STATED EXERCISE: Transcribe every entry word for word. Skip the pictures.

ENTRIES SUPPLIED:
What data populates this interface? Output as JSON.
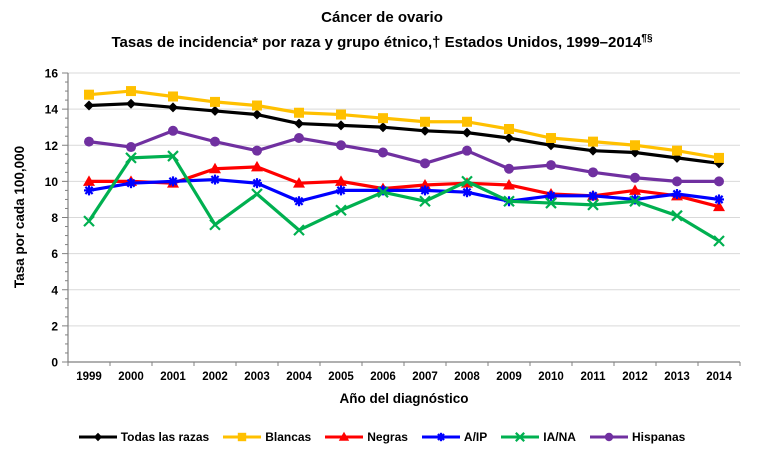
{
  "title": {
    "line1": "Cáncer de ovario",
    "line2": "Tasas de incidencia* por raza y grupo étnico,† Estados Unidos, 1999–2014",
    "line2_superscript": "¶§"
  },
  "chart_data": {
    "type": "line",
    "title": "Cáncer de ovario — Tasas de incidencia* por raza y grupo étnico,† Estados Unidos, 1999–2014¶§",
    "xlabel": "Año del diagnóstico",
    "ylabel": "Tasa por cada 100,000",
    "categories": [
      "1999",
      "2000",
      "2001",
      "2002",
      "2003",
      "2004",
      "2005",
      "2006",
      "2007",
      "2008",
      "2009",
      "2010",
      "2011",
      "2012",
      "2013",
      "2014"
    ],
    "ylim": [
      0,
      16
    ],
    "y_tick_step": 2,
    "y_minor_tick_step": 0.5,
    "grid": true,
    "legend_position": "bottom",
    "series": [
      {
        "name": "Todas las razas",
        "color": "#000000",
        "marker": "diamond",
        "values": [
          14.2,
          14.3,
          14.1,
          13.9,
          13.7,
          13.2,
          13.1,
          13.0,
          12.8,
          12.7,
          12.4,
          12.0,
          11.7,
          11.6,
          11.3,
          11.0
        ]
      },
      {
        "name": "Blancas",
        "color": "#FFC000",
        "marker": "square",
        "values": [
          14.8,
          15.0,
          14.7,
          14.4,
          14.2,
          13.8,
          13.7,
          13.5,
          13.3,
          13.3,
          12.9,
          12.4,
          12.2,
          12.0,
          11.7,
          11.3
        ]
      },
      {
        "name": "Negras",
        "color": "#FF0000",
        "marker": "triangle",
        "values": [
          10.0,
          10.0,
          9.9,
          10.7,
          10.8,
          9.9,
          10.0,
          9.6,
          9.8,
          9.9,
          9.8,
          9.3,
          9.2,
          9.5,
          9.2,
          8.6
        ]
      },
      {
        "name": "A/IP",
        "color": "#0000FF",
        "marker": "asterisk",
        "values": [
          9.5,
          9.9,
          10.0,
          10.1,
          9.9,
          8.9,
          9.5,
          9.5,
          9.5,
          9.4,
          8.9,
          9.2,
          9.2,
          9.0,
          9.3,
          9.0
        ]
      },
      {
        "name": "IA/NA",
        "color": "#00B050",
        "marker": "x",
        "values": [
          7.8,
          11.3,
          11.4,
          7.6,
          9.3,
          7.3,
          8.4,
          9.4,
          8.9,
          10.0,
          8.9,
          8.8,
          8.7,
          8.9,
          8.1,
          6.7
        ]
      },
      {
        "name": "Hispanas",
        "color": "#7030A0",
        "marker": "circle",
        "values": [
          12.2,
          11.9,
          12.8,
          12.2,
          11.7,
          12.4,
          12.0,
          11.6,
          11.0,
          11.7,
          10.7,
          10.9,
          10.5,
          10.2,
          10.0,
          10.0
        ]
      }
    ]
  }
}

OUTPUT FOR THIS EXERCISE:
What data populates this interface? Output as JSON.
{
  "title": {
    "line1": "Cáncer de ovario",
    "line2": "Tasas de incidencia* por raza y grupo étnico,† Estados Unidos, 1999–2014",
    "line2_superscript": "¶§"
  },
  "chart_data": {
    "type": "line",
    "title": "Cáncer de ovario — Tasas de incidencia* por raza y grupo étnico,† Estados Unidos, 1999–2014¶§",
    "xlabel": "Año del diagnóstico",
    "ylabel": "Tasa por cada 100,000",
    "categories": [
      "1999",
      "2000",
      "2001",
      "2002",
      "2003",
      "2004",
      "2005",
      "2006",
      "2007",
      "2008",
      "2009",
      "2010",
      "2011",
      "2012",
      "2013",
      "2014"
    ],
    "ylim": [
      0,
      16
    ],
    "y_tick_step": 2,
    "y_minor_tick_step": 0.5,
    "grid": true,
    "legend_position": "bottom",
    "series": [
      {
        "name": "Todas las razas",
        "color": "#000000",
        "marker": "diamond",
        "values": [
          14.2,
          14.3,
          14.1,
          13.9,
          13.7,
          13.2,
          13.1,
          13.0,
          12.8,
          12.7,
          12.4,
          12.0,
          11.7,
          11.6,
          11.3,
          11.0
        ]
      },
      {
        "name": "Blancas",
        "color": "#FFC000",
        "marker": "square",
        "values": [
          14.8,
          15.0,
          14.7,
          14.4,
          14.2,
          13.8,
          13.7,
          13.5,
          13.3,
          13.3,
          12.9,
          12.4,
          12.2,
          12.0,
          11.7,
          11.3
        ]
      },
      {
        "name": "Negras",
        "color": "#FF0000",
        "marker": "triangle",
        "values": [
          10.0,
          10.0,
          9.9,
          10.7,
          10.8,
          9.9,
          10.0,
          9.6,
          9.8,
          9.9,
          9.8,
          9.3,
          9.2,
          9.5,
          9.2,
          8.6
        ]
      },
      {
        "name": "A/IP",
        "color": "#0000FF",
        "marker": "asterisk",
        "values": [
          9.5,
          9.9,
          10.0,
          10.1,
          9.9,
          8.9,
          9.5,
          9.5,
          9.5,
          9.4,
          8.9,
          9.2,
          9.2,
          9.0,
          9.3,
          9.0
        ]
      },
      {
        "name": "IA/NA",
        "color": "#00B050",
        "marker": "x",
        "values": [
          7.8,
          11.3,
          11.4,
          7.6,
          9.3,
          7.3,
          8.4,
          9.4,
          8.9,
          10.0,
          8.9,
          8.8,
          8.7,
          8.9,
          8.1,
          6.7
        ]
      },
      {
        "name": "Hispanas",
        "color": "#7030A0",
        "marker": "circle",
        "values": [
          12.2,
          11.9,
          12.8,
          12.2,
          11.7,
          12.4,
          12.0,
          11.6,
          11.0,
          11.7,
          10.7,
          10.9,
          10.5,
          10.2,
          10.0,
          10.0
        ]
      }
    ]
  }
}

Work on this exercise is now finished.